State the number of lines that hold the string "godz", with nothing added.

▶ [Items from a data source]
——
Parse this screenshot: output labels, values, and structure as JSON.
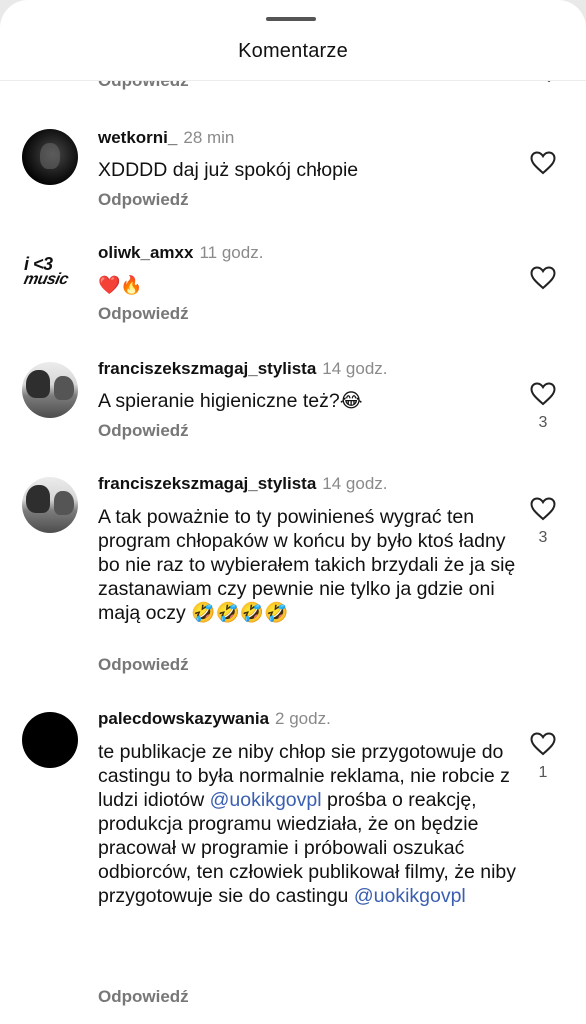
{
  "header": {
    "title": "Komentarze"
  },
  "partial_above": {
    "reply_label": "Odpowiedź"
  },
  "comments": [
    {
      "username": "wetkorni_",
      "time": "28 min",
      "text": "XDDDD daj już spokój chłopie",
      "reply_label": "Odpowiedź",
      "likes": ""
    },
    {
      "username": "oliwk_amxx",
      "time": "11 godz.",
      "text": "❤️🔥",
      "reply_label": "Odpowiedź",
      "likes": "",
      "avatar_text_line1": "i <3",
      "avatar_text_line2": "music"
    },
    {
      "username": "franciszekszmagaj_stylista",
      "time": "14 godz.",
      "text": "A spieranie higieniczne też?😂",
      "reply_label": "Odpowiedź",
      "likes": "3"
    },
    {
      "username": "franciszekszmagaj_stylista",
      "time": "14 godz.",
      "text": "A tak poważnie to ty powinieneś wygrać ten program chłopaków w końcu by było ktoś ładny bo nie raz to wybierałem takich brzydali że ja się zastanawiam czy pewnie nie tylko ja gdzie oni mają oczy 🤣🤣🤣🤣",
      "reply_label": "Odpowiedź",
      "likes": "3"
    },
    {
      "username": "palecdowskazywania",
      "time": "2 godz.",
      "text_part1": "te publikacje ze niby chłop sie przygotowuje do castingu to była normalnie reklama, nie robcie z ludzi idiotów ",
      "mention1": "@uokikgovpl",
      "text_part2": " prośba o reakcję, produkcja programu wiedziała, że on będzie pracował w programie i próbowali oszukać odbiorców, ten człowiek publikował filmy, że niby przygotowuje sie do castingu ",
      "mention2": "@uokikgovpl",
      "reply_label": "Odpowiedź",
      "likes": "1"
    }
  ],
  "colors": {
    "mention": "#3b5fb0",
    "muted": "#777777",
    "time": "#8a8a8a"
  },
  "icons": {
    "like": "heart-outline-icon"
  }
}
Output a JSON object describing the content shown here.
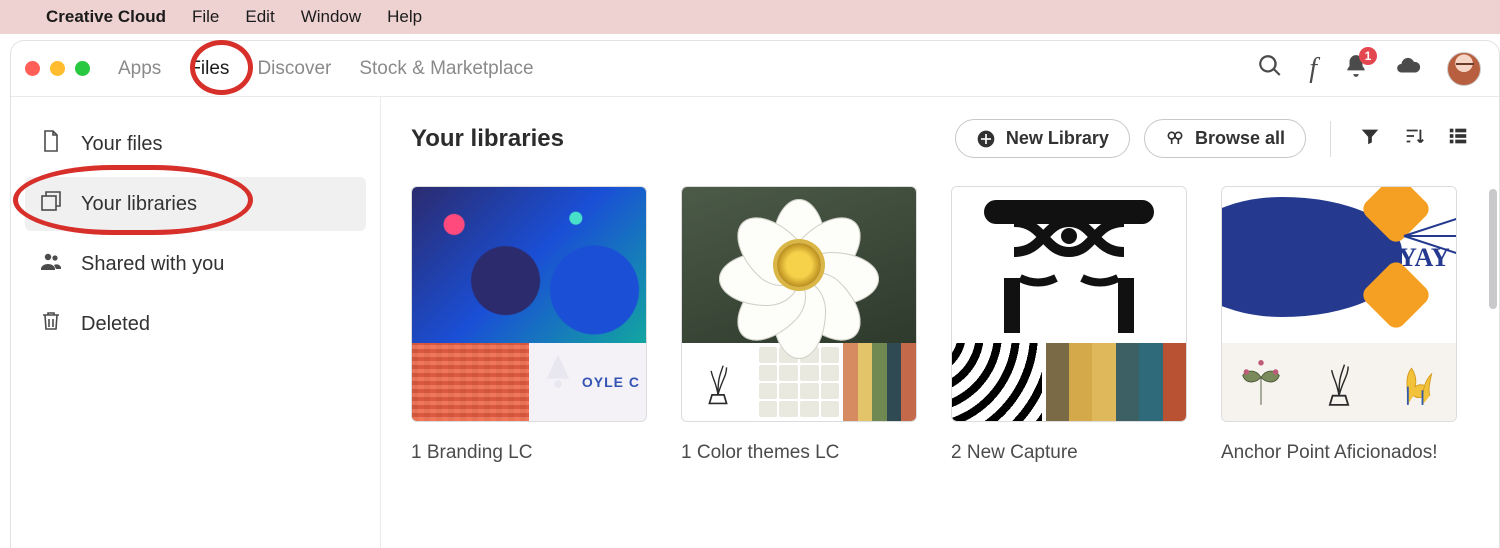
{
  "menubar": {
    "apple": "",
    "app_name": "Creative Cloud",
    "items": [
      "File",
      "Edit",
      "Window",
      "Help"
    ]
  },
  "app_tabs": {
    "items": [
      "Apps",
      "Files",
      "Discover",
      "Stock & Marketplace"
    ],
    "active_index": 1
  },
  "notifications": {
    "count": "1"
  },
  "sidebar": {
    "items": [
      {
        "label": "Your files"
      },
      {
        "label": "Your libraries"
      },
      {
        "label": "Shared with you"
      },
      {
        "label": "Deleted"
      }
    ],
    "active_index": 1
  },
  "content": {
    "title": "Your libraries",
    "new_library_label": "New Library",
    "browse_all_label": "Browse all"
  },
  "libraries": [
    {
      "name": "1 Branding LC",
      "art_text": "OYLE C"
    },
    {
      "name": "1 Color themes LC"
    },
    {
      "name": "2 New Capture"
    },
    {
      "name": "Anchor Point Aficionados!",
      "art_text": "YAY ILL"
    }
  ],
  "palettes": {
    "lib2": [
      "#d68b60",
      "#e3c469",
      "#708851",
      "#2f4a52",
      "#c46a4a"
    ],
    "lib3": [
      "#7a6a46",
      "#d4a94a",
      "#e0b85c",
      "#3d6064",
      "#2f6a7a",
      "#b85232"
    ]
  },
  "annotations": {
    "tab_files_highlighted": true,
    "sidebar_libraries_highlighted": true
  }
}
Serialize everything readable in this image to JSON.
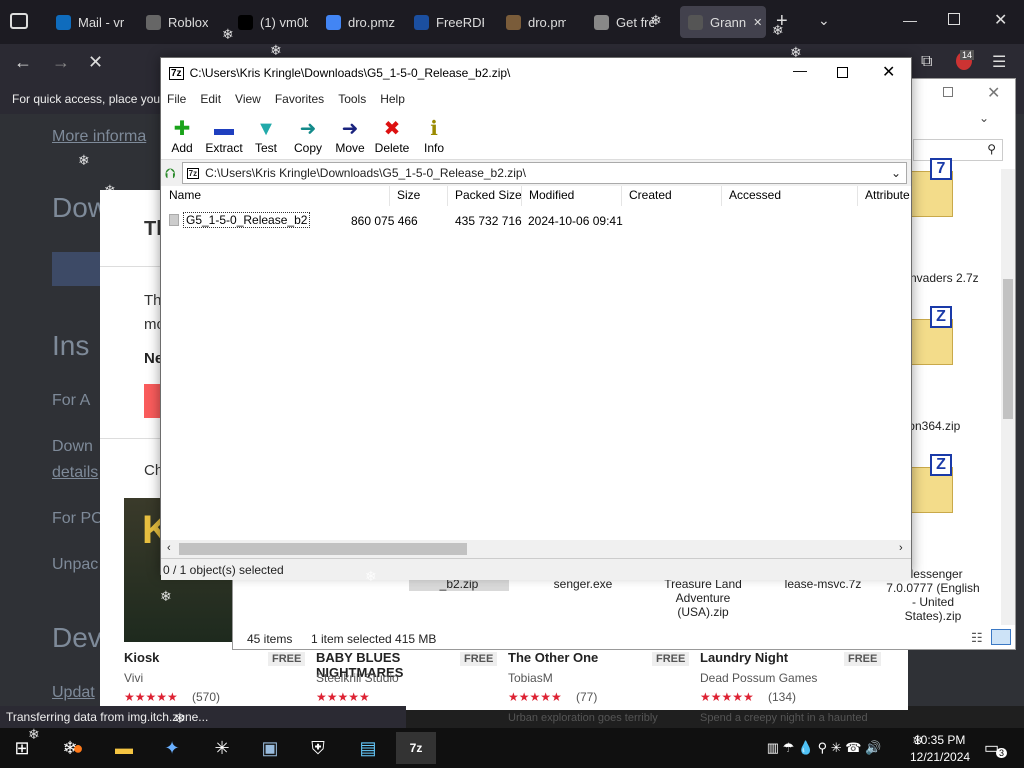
{
  "browser": {
    "tabs": [
      {
        "label": "Mail - vr",
        "icon": "mail-icon",
        "color": "#0f6cbd"
      },
      {
        "label": "Roblox",
        "icon": "roblox-icon",
        "color": "#666"
      },
      {
        "label": "(1) vm0b",
        "icon": "x-icon",
        "color": "#000"
      },
      {
        "label": "dro.pmz",
        "icon": "google-icon",
        "color": "#4285f4"
      },
      {
        "label": "FreeRDP",
        "icon": "freerdp-icon",
        "color": "#1b4fa0"
      },
      {
        "label": "dro.pm/",
        "icon": "file-icon",
        "color": "#7a5c3a"
      },
      {
        "label": "Get fre",
        "icon": "gear-icon",
        "color": "#888"
      },
      {
        "label": "Grann",
        "icon": "itchio-icon",
        "color": "#555"
      }
    ],
    "bookmark_text": "For quick access, place your",
    "status_text": "Transferring data from img.itch.zone...",
    "ext_badge": "14"
  },
  "page": {
    "more_info": "More informa",
    "texts": [
      "Dow",
      "Ins",
      "For A",
      "Down",
      "details",
      "For PC",
      "Unpac",
      "Dev"
    ],
    "modal_title": "Th",
    "modal_sub": "Th",
    "modal_sub2": "mo",
    "modal_ne": "Ne",
    "modal_ch": "Ch",
    "games": [
      {
        "title": "Kiosk",
        "badge": "FREE",
        "author": "Vivi",
        "rating": "(570)",
        "desc": ""
      },
      {
        "title": "BABY BLUES NIGHTMARES",
        "badge": "FREE",
        "author": "Steelkrill Studio",
        "rating": "",
        "desc": ""
      },
      {
        "title": "The Other One",
        "badge": "FREE",
        "author": "TobiasM",
        "rating": "(77)",
        "desc": "Urban exploration goes terribly"
      },
      {
        "title": "Laundry Night",
        "badge": "FREE",
        "author": "Dead Possum Games",
        "rating": "(134)",
        "desc": "Spend a creepy night in a haunted"
      }
    ]
  },
  "explorer": {
    "items": [
      {
        "label": "kenInvaders 2.7z",
        "badge": "7"
      },
      {
        "label": "ion364.zip",
        "badge": "Z"
      },
      {
        "label": "Messenger 7.0.0777 (English - United States).zip",
        "badge": "Z"
      }
    ],
    "bottom_labels": [
      "_b2.zip",
      "senger.exe",
      "Treasure Land Adventure (USA).zip",
      "lease-msvc.7z"
    ],
    "status_items": "45 items",
    "status_selected": "1 item selected  415 MB"
  },
  "zip": {
    "title": "C:\\Users\\Kris Kringle\\Downloads\\G5_1-5-0_Release_b2.zip\\",
    "menu": [
      "File",
      "Edit",
      "View",
      "Favorites",
      "Tools",
      "Help"
    ],
    "tools": [
      {
        "label": "Add",
        "glyph": "✚",
        "color": "#1aa31a"
      },
      {
        "label": "Extract",
        "glyph": "▬",
        "color": "#1f3fbf"
      },
      {
        "label": "Test",
        "glyph": "▼",
        "color": "#22aaaa"
      },
      {
        "label": "Copy",
        "glyph": "➜",
        "color": "#138a8a"
      },
      {
        "label": "Move",
        "glyph": "➜",
        "color": "#1a237e"
      },
      {
        "label": "Delete",
        "glyph": "✖",
        "color": "#d11"
      },
      {
        "label": "Info",
        "glyph": "ℹ",
        "color": "#9a8a00"
      }
    ],
    "address": "C:\\Users\\Kris Kringle\\Downloads\\G5_1-5-0_Release_b2.zip\\",
    "columns": [
      "Name",
      "Size",
      "Packed Size",
      "Modified",
      "Created",
      "Accessed",
      "Attribute"
    ],
    "row": {
      "name": "G5_1-5-0_Release_b2",
      "size": "860 075 466",
      "packed": "435 732 716",
      "modified": "2024-10-06 09:41"
    },
    "status": "0 / 1 object(s) selected"
  },
  "taskbar": {
    "time": "10:35 PM",
    "date": "12/21/2024",
    "notif": "3"
  }
}
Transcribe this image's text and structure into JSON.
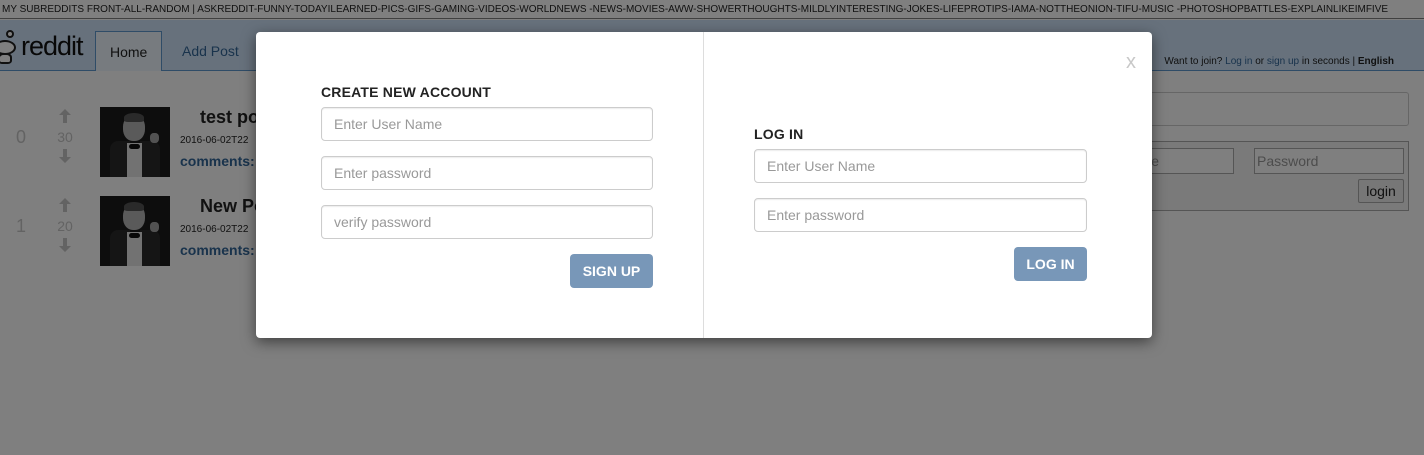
{
  "subreddit_bar": {
    "text": "MY SUBREDDITS FRONT-ALL-RANDOM | ASKREDDIT-FUNNY-TODAYILEARNED-PICS-GIFS-GAMING-VIDEOS-WORLDNEWS -NEWS-MOVIES-AWW-SHOWERTHOUGHTS-MILDLYINTERESTING-JOKES-LIFEPROTIPS-IAMA-NOTTHEONION-TIFU-MUSIC -PHOTOSHOPBATTLES-EXPLAINLIKEIMFIVE"
  },
  "header": {
    "logo_text": "reddit",
    "tabs": [
      {
        "label": "Home"
      },
      {
        "label": "Add Post"
      }
    ]
  },
  "userbar": {
    "prefix": "Want to join?",
    "login_link": "Log in",
    "or": "or",
    "signup_link": "sign up",
    "suffix": "in seconds |",
    "language": "English"
  },
  "sidebar": {
    "username_placeholder": "e",
    "password_placeholder": "Password",
    "login_button": "login"
  },
  "posts": [
    {
      "rank": "0",
      "score": "30",
      "title": "test po",
      "date": "2016-06-02T22",
      "comments": "comments:"
    },
    {
      "rank": "1",
      "score": "20",
      "title": "New Po",
      "date": "2016-06-02T22",
      "comments": "comments:"
    }
  ],
  "modal": {
    "close_label": "x",
    "signup": {
      "heading": "CREATE NEW ACCOUNT",
      "username_placeholder": "Enter User Name",
      "password_placeholder": "Enter password",
      "verify_placeholder": "verify password",
      "button": "SIGN UP"
    },
    "login": {
      "heading": "LOG IN",
      "username_placeholder": "Enter User Name",
      "password_placeholder": "Enter password",
      "button": "LOG IN"
    }
  },
  "colors": {
    "header_bg": "#cee3f8",
    "link": "#336699",
    "button": "#7897b8"
  }
}
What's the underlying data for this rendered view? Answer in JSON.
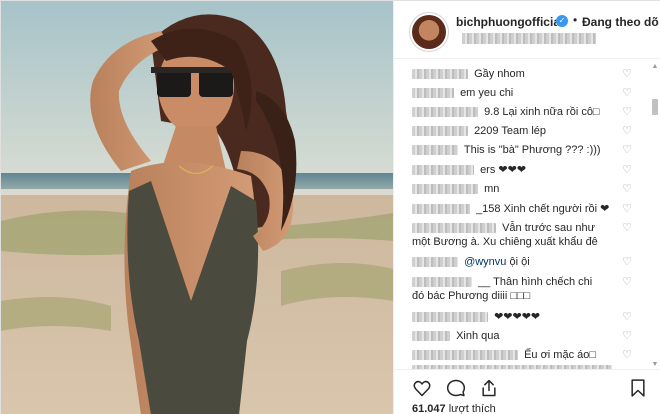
{
  "profile": {
    "username": "bichphuongofficial",
    "follow_status": "Đang theo dõ",
    "separator": "•"
  },
  "comments": [
    {
      "text": "Gầy nhom"
    },
    {
      "text": "em yeu chi"
    },
    {
      "text": "9.8 Lại xinh nữa rồi cô□"
    },
    {
      "text": "2209 Team lép"
    },
    {
      "text": "This is \"bà\" Phương ??? :)))"
    },
    {
      "text": "ers ❤❤❤"
    },
    {
      "text": "mn"
    },
    {
      "text": "_158 Xinh chết người rồi ❤"
    },
    {
      "text": "Vẫn trước sau như",
      "text2": "một Bương à. Xu chiêng xuất khẩu đê"
    },
    {
      "mention": "@wynvu",
      "text": "ội ội"
    },
    {
      "text": "__ Thân hình chếch chi",
      "text2": "đó bác Phương diiii □□□"
    },
    {
      "text": "❤❤❤❤❤"
    },
    {
      "text": "Xinh qua"
    },
    {
      "text": "Ếu ơi mặc áo□"
    }
  ],
  "likes": {
    "count": "61.047",
    "label": "lượt thích"
  },
  "icons": {
    "like": "heart-outline-icon",
    "comment": "comment-bubble-icon",
    "share": "share-upload-icon",
    "save": "bookmark-icon"
  },
  "colors": {
    "verified": "#3897f0",
    "text": "#262626",
    "mention": "#003569"
  }
}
——
▶ [THE SOLUTION] 4